§ **Task objective**: Could you reproduce the material between the lines holding "Decompose this screenshot" and "104, 740, 130)", inclusive, swapping "expand-arrow-icon" for "disclosure-arrow-icon" and changing nothing else? Leave out the pictures.

§ **Task material**:
......

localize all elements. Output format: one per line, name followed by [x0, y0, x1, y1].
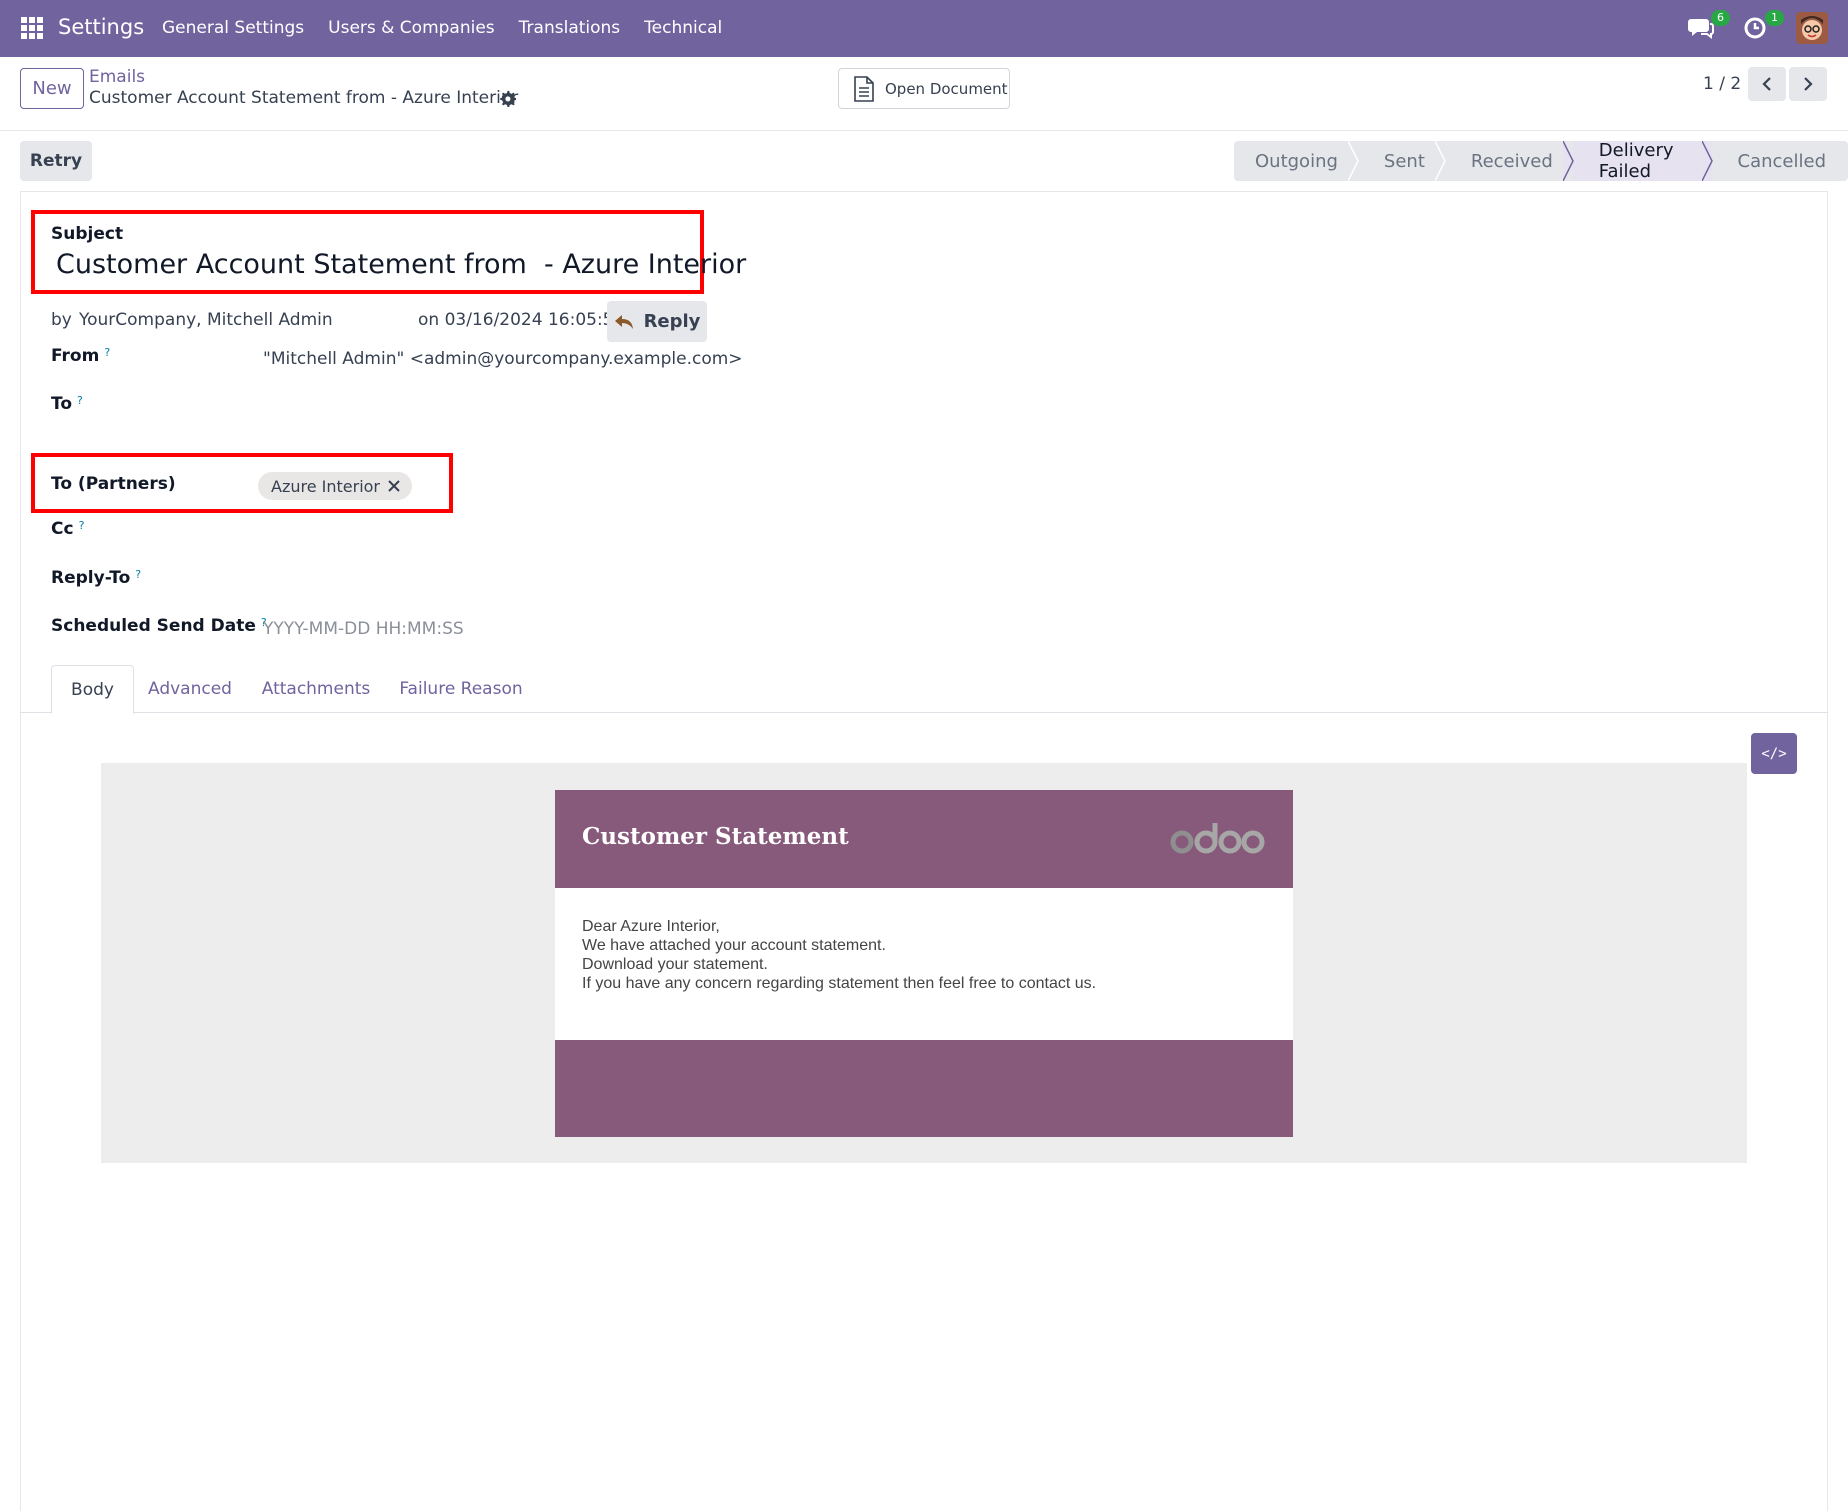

......

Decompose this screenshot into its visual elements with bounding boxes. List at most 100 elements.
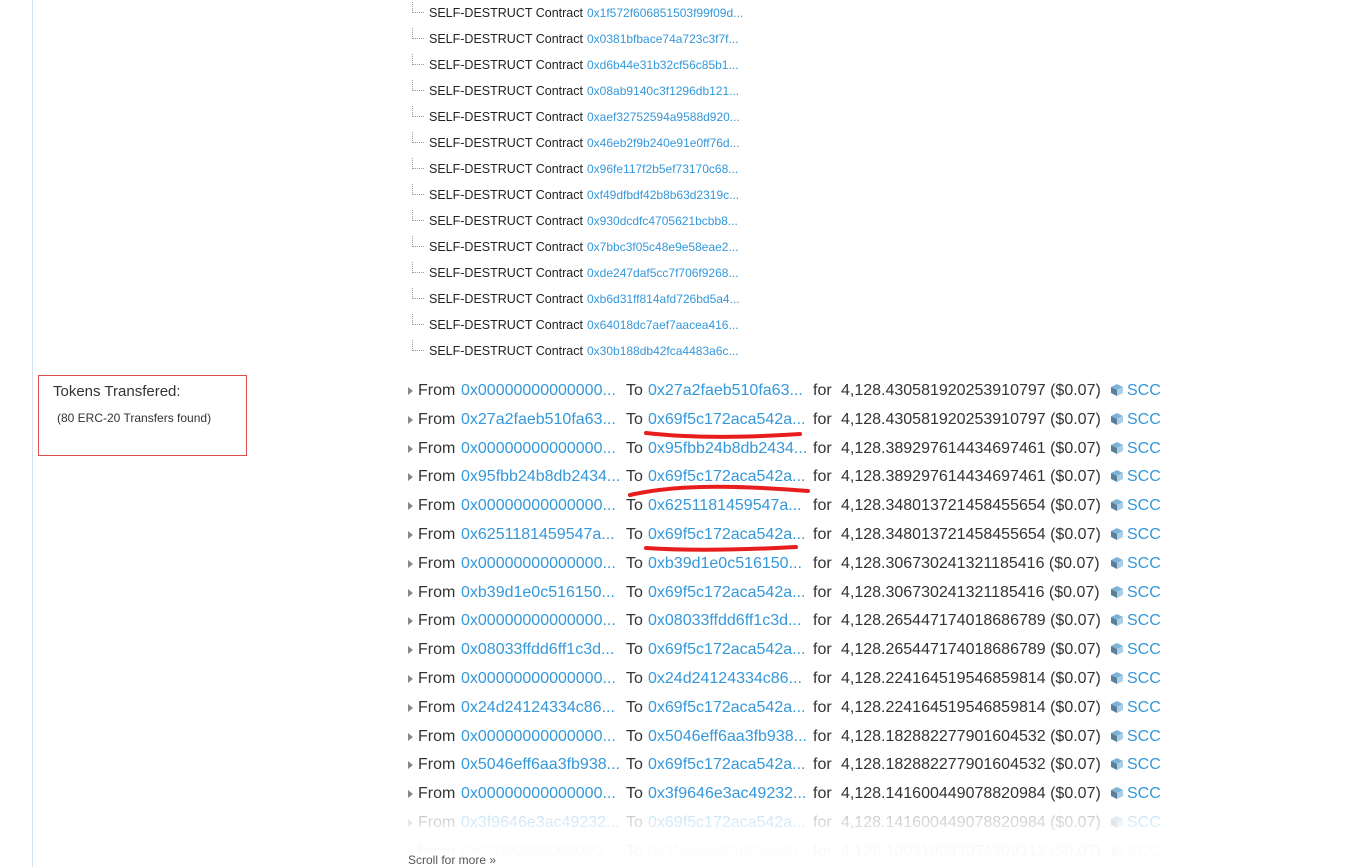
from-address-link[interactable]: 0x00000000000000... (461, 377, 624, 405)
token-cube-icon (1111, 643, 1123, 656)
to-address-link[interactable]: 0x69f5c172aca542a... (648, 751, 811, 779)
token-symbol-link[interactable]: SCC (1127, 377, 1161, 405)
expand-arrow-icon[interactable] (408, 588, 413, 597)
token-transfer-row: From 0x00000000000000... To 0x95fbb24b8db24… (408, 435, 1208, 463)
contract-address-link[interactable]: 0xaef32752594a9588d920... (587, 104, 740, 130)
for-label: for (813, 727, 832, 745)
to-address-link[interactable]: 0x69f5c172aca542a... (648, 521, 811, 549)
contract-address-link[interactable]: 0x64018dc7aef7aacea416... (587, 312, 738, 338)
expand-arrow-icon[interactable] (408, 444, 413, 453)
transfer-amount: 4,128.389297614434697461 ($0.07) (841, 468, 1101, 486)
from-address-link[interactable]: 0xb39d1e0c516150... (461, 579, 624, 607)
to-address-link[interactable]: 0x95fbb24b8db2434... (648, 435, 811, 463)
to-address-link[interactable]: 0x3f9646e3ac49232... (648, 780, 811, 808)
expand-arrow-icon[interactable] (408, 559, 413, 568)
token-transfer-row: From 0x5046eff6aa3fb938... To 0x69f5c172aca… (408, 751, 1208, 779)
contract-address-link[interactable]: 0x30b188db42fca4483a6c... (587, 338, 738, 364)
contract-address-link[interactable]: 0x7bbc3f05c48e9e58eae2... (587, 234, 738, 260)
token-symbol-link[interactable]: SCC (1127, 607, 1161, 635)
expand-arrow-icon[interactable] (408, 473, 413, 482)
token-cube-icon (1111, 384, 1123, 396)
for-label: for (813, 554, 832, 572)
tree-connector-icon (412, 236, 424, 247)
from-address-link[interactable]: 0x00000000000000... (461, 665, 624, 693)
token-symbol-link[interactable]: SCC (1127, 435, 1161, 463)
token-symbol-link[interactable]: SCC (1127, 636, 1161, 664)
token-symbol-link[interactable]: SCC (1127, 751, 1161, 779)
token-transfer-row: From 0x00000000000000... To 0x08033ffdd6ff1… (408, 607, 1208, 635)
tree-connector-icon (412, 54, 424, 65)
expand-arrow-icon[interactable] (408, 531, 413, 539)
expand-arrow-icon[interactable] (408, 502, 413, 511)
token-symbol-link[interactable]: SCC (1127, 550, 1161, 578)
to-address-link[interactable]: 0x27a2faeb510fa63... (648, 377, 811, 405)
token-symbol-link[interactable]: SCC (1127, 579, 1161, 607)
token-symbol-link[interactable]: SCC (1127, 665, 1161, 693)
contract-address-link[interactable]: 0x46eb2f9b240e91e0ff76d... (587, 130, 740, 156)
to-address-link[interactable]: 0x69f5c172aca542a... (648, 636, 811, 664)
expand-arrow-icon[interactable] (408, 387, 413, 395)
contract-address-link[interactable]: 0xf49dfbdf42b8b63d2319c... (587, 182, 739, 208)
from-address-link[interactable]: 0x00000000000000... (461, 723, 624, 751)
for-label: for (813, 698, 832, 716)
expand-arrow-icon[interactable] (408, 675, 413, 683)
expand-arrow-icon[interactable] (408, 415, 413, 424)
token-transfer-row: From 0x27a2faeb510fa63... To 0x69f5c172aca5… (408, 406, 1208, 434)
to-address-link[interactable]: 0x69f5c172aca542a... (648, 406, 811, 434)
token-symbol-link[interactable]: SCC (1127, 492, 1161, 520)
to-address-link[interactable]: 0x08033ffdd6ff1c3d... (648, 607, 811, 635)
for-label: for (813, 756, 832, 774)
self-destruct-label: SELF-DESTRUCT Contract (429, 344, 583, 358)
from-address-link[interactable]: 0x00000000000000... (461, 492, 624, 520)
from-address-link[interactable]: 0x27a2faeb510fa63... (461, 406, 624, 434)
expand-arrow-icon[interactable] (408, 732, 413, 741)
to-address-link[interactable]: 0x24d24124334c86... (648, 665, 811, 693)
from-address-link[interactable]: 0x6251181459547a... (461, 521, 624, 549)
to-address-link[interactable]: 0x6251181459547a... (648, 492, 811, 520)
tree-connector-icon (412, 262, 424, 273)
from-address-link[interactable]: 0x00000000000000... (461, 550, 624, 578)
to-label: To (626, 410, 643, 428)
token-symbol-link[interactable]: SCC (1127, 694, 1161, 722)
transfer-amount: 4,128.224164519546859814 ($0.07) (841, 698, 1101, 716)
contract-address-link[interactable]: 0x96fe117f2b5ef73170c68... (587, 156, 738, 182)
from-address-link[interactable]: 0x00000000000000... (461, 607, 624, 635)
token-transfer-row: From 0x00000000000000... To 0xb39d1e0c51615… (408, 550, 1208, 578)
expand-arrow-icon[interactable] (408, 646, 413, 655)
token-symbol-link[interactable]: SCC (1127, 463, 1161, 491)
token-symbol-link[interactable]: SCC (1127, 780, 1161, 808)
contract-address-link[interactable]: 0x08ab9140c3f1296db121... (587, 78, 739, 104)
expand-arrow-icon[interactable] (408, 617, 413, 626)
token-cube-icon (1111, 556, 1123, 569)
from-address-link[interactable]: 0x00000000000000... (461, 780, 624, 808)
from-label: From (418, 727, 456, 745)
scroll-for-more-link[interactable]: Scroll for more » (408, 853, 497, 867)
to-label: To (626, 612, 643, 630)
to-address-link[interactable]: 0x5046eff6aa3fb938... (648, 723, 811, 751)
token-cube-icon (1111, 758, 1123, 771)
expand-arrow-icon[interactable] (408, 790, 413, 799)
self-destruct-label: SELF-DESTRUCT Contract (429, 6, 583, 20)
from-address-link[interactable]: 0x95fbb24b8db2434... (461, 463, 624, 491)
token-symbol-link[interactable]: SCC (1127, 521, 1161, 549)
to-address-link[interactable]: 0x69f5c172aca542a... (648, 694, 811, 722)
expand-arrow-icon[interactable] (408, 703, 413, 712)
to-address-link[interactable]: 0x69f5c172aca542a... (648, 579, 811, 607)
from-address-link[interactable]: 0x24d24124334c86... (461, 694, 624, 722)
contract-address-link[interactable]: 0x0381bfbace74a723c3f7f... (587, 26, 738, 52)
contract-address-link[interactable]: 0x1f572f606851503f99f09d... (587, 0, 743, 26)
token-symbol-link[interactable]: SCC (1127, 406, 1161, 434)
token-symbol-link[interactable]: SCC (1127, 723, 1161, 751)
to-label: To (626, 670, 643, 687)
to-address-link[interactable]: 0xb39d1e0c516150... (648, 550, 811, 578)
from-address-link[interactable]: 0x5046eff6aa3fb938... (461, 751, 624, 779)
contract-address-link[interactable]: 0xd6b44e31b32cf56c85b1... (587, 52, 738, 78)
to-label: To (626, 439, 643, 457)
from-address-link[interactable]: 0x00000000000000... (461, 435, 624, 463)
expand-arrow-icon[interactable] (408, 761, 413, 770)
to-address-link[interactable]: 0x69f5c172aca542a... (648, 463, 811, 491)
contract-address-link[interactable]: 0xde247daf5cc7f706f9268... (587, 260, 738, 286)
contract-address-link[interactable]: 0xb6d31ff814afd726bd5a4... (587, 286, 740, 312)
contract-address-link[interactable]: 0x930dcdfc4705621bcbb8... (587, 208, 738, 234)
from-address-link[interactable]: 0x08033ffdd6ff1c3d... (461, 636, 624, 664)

......

§ **Correct response**:
Decompose this screenshot into its visual elements with bounding boxes. List at most 100 elements.
from-address-link[interactable]: 0x00000000000000... (461, 377, 624, 405)
token-cube-icon (1111, 643, 1123, 656)
to-address-link[interactable]: 0x69f5c172aca542a... (648, 751, 811, 779)
token-symbol-link[interactable]: SCC (1127, 377, 1161, 405)
disclosure-arrow-icon[interactable] (408, 588, 413, 597)
token-transfer-row: From 0x00000000000000... To 0x95fbb24b8db24… (408, 435, 1208, 463)
contract-address-link[interactable]: 0xaef32752594a9588d920... (587, 104, 740, 130)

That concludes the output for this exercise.